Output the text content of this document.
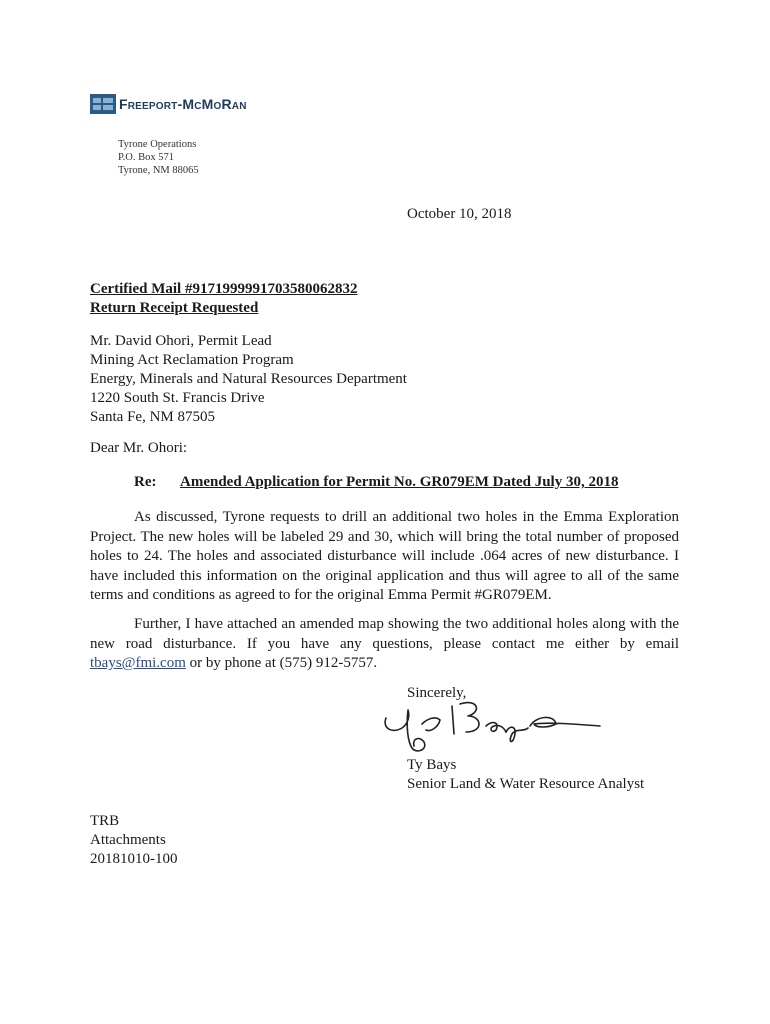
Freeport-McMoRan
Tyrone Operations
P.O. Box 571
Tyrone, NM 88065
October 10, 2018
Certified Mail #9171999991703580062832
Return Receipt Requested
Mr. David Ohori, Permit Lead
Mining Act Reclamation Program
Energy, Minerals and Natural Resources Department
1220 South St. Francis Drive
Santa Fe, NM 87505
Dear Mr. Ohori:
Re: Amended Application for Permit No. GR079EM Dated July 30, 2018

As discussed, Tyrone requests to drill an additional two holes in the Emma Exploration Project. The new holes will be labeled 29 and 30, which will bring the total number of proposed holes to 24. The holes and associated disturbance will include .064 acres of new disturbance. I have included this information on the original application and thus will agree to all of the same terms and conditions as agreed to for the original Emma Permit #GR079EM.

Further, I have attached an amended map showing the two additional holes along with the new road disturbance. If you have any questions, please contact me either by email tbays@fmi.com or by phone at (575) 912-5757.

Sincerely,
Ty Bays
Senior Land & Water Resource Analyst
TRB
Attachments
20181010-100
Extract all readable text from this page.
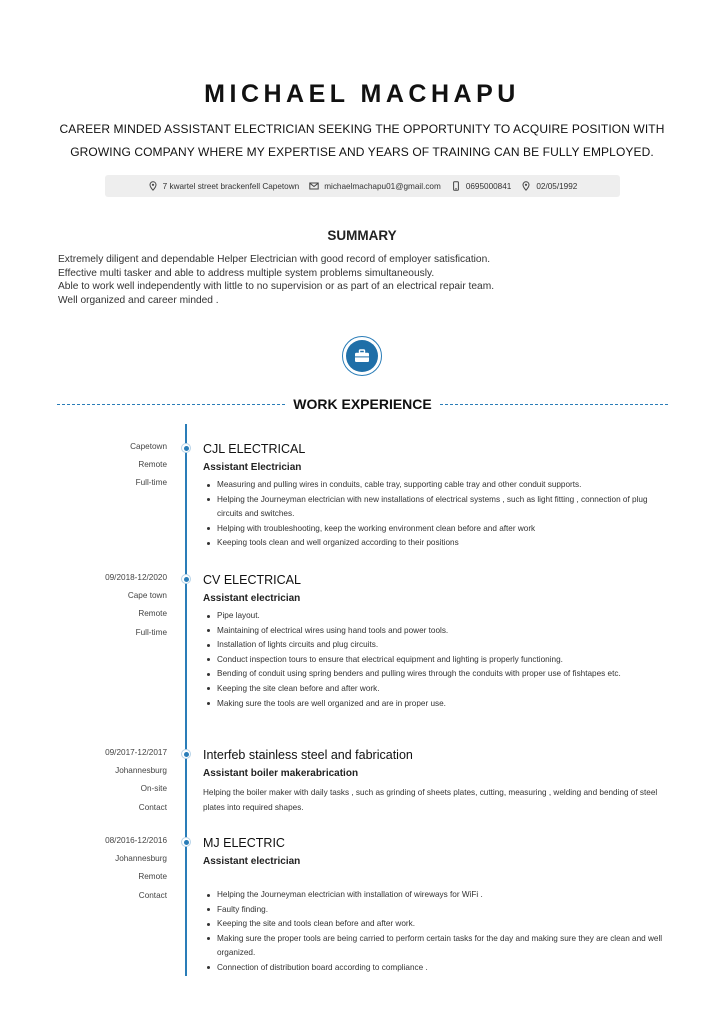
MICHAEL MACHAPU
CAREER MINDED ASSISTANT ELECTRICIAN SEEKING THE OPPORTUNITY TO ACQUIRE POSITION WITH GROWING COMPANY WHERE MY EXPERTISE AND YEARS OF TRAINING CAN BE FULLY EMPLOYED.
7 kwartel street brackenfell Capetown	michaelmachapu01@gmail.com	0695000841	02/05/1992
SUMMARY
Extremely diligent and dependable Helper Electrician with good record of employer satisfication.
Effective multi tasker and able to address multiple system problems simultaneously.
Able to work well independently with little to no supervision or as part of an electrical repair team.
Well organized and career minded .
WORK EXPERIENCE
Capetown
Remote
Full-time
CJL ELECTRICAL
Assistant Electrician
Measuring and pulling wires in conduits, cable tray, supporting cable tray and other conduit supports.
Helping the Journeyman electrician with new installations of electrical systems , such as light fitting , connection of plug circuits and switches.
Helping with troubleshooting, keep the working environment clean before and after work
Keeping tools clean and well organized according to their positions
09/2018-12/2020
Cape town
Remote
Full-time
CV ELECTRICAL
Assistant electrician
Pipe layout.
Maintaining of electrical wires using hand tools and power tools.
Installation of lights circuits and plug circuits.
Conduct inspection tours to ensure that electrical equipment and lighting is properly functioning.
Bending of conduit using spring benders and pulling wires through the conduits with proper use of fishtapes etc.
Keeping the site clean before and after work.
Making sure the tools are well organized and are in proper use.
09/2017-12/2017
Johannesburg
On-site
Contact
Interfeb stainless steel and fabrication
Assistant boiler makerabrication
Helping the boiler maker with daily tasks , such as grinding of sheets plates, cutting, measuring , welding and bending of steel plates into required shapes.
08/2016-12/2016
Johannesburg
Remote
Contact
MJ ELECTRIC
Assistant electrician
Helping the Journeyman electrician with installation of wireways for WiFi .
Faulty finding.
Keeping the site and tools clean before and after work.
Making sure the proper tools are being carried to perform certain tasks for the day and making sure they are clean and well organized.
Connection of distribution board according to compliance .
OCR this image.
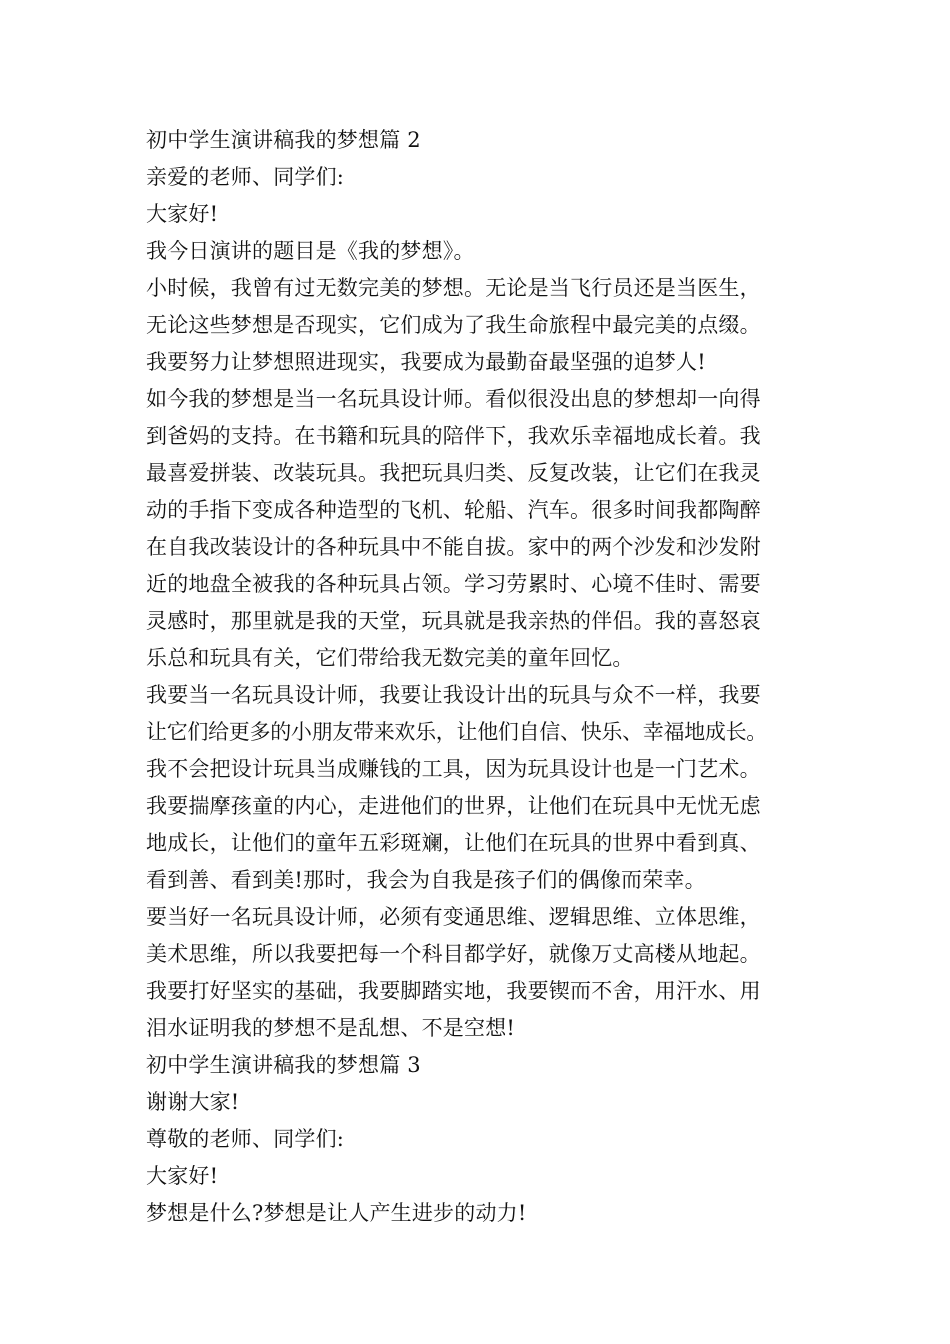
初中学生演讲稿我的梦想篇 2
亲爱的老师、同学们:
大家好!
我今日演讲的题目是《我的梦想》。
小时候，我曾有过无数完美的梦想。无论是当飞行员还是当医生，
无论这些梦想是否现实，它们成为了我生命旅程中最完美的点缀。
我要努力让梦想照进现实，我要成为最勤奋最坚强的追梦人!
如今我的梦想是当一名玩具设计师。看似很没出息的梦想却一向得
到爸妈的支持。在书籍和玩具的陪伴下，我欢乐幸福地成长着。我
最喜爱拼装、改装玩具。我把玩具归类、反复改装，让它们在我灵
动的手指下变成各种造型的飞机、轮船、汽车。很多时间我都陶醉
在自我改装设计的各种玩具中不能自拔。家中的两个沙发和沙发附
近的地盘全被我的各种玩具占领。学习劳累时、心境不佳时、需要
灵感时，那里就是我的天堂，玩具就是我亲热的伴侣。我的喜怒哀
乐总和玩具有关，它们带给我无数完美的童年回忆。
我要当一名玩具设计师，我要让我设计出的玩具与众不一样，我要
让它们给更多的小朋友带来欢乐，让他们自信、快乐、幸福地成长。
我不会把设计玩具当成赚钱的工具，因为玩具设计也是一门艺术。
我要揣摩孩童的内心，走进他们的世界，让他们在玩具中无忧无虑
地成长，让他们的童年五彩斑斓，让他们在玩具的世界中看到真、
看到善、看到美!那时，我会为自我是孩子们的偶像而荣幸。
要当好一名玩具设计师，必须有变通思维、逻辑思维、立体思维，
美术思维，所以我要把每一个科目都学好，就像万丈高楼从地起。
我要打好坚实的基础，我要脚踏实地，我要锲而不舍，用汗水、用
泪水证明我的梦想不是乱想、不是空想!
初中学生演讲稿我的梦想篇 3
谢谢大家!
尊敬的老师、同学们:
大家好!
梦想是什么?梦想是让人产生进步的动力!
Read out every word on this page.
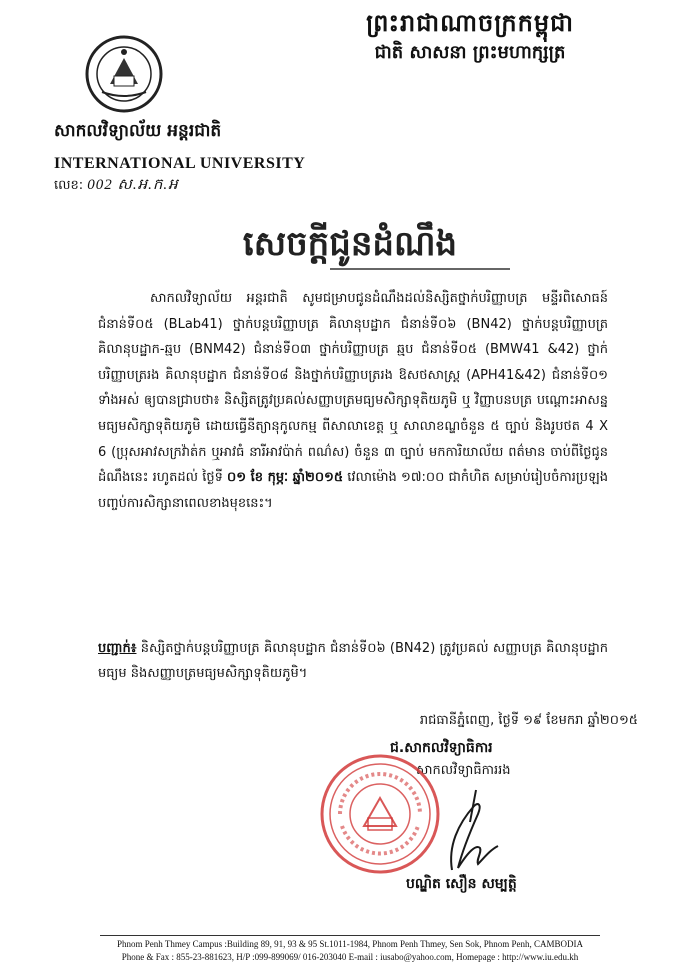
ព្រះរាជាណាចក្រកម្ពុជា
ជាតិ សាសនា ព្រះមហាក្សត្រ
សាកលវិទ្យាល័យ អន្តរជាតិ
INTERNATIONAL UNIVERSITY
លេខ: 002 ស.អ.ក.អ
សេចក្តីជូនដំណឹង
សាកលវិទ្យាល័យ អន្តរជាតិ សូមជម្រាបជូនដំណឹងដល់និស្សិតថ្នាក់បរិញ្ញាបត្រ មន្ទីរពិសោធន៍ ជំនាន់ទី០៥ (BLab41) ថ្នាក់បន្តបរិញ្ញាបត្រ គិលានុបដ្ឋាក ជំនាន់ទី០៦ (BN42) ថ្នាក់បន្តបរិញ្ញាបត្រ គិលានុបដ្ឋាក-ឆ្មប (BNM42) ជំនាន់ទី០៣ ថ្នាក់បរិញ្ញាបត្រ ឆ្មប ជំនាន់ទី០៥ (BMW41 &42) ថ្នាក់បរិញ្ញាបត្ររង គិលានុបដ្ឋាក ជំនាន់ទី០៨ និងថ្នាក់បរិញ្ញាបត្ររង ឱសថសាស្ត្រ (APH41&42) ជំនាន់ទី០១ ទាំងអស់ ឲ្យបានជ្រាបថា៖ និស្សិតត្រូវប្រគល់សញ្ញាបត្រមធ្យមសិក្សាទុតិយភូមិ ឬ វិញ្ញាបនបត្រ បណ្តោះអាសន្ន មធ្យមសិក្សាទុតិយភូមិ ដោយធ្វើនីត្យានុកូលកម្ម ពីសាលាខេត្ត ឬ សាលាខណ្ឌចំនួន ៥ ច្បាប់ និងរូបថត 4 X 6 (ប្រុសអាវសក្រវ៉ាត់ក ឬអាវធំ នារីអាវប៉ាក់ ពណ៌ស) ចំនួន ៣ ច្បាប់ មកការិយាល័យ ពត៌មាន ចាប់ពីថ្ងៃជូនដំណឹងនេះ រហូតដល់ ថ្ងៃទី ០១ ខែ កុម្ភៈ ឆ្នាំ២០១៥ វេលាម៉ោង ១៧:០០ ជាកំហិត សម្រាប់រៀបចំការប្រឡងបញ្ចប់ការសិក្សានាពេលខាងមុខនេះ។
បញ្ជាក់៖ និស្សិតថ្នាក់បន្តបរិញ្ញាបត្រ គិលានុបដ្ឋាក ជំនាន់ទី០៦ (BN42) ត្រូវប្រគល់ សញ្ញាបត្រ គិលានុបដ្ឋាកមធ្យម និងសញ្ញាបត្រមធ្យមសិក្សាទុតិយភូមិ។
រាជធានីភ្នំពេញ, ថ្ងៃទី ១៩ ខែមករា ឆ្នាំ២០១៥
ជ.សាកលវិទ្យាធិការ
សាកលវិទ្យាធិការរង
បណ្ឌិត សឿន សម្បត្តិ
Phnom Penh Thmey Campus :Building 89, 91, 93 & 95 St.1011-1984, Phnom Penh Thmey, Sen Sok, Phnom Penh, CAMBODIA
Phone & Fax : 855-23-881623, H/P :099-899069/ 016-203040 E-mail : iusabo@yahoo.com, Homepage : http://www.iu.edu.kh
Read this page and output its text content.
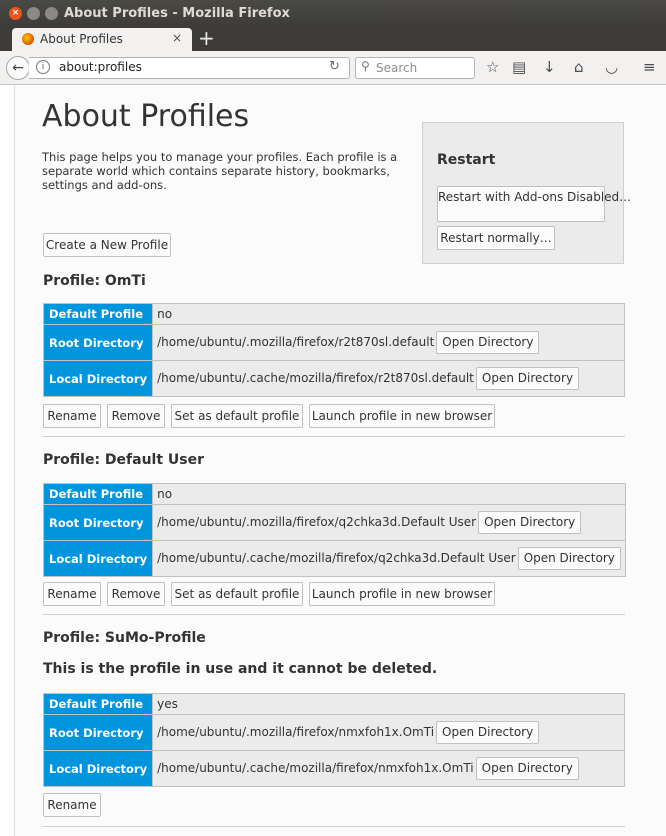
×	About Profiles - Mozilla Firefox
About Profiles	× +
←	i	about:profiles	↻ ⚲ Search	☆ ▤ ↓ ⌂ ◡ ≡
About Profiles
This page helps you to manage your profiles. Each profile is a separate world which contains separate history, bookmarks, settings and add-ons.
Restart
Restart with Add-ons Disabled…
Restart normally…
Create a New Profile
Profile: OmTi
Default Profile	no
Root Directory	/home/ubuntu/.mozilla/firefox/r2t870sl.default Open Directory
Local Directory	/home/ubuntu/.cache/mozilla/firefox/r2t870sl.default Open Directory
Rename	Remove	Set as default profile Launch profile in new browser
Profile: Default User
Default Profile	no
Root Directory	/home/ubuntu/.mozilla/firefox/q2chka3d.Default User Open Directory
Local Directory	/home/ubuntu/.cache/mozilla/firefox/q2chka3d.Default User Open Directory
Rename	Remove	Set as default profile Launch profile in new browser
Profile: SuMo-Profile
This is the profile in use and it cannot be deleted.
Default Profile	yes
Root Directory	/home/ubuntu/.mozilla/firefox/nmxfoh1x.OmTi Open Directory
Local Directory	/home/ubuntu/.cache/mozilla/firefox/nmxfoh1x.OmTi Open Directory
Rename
════════
> _WHAT THE TASK REQUIRES_: Take every line above carrying "pulling" and return it.

> _RESPONSE BELOW_:
Measuring and pulling wires in conduits, cable tray, supporting cable tray and other conduit supports.
Bending of conduit using spring benders and pulling wires through the conduits with proper use of fishtapes etc.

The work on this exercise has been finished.